• _JOB_: Reproduce all the entries precisely.

• _ROWS_:
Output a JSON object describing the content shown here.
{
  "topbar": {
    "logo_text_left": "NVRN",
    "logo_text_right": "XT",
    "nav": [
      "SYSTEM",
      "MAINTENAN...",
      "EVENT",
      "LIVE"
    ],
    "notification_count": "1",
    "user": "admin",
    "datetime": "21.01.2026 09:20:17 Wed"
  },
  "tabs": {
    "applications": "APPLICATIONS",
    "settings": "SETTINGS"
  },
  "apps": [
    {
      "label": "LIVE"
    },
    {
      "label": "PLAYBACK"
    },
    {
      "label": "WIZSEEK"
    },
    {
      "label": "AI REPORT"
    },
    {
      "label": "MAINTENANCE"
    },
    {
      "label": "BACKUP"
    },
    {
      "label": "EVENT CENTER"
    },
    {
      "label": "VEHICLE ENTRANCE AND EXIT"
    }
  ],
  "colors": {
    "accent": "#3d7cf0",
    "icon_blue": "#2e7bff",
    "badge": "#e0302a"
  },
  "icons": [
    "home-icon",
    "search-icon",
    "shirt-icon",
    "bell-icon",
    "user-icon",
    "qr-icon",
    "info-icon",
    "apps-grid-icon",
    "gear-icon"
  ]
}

• _OUTPUT BELOW_:
Output a JSON object describing the content shown here.
{
  "topbar": {
    "logo_text_left": "NVRN",
    "logo_text_right": "XT",
    "nav": [
      "SYSTEM",
      "MAINTENAN...",
      "EVENT",
      "LIVE"
    ],
    "notification_count": "1",
    "user": "admin",
    "datetime": "21.01.2026 09:20:17 Wed"
  },
  "tabs": {
    "applications": "APPLICATIONS",
    "settings": "SETTINGS"
  },
  "apps": [
    {
      "label": "LIVE"
    },
    {
      "label": "PLAYBACK"
    },
    {
      "label": "WIZSEEK"
    },
    {
      "label": "AI REPORT"
    },
    {
      "label": "MAINTENANCE"
    },
    {
      "label": "BACKUP"
    },
    {
      "label": "EVENT CENTER"
    },
    {
      "label": "VEHICLE ENTRANCE AND EXIT"
    }
  ],
  "colors": {
    "accent": "#3d7cf0",
    "icon_blue": "#2e7bff",
    "badge": "#e0302a"
  },
  "icons": [
    "home-icon",
    "search-icon",
    "shirt-icon",
    "bell-icon",
    "user-icon",
    "qr-icon",
    "info-icon",
    "apps-grid-icon",
    "gear-icon"
  ]
}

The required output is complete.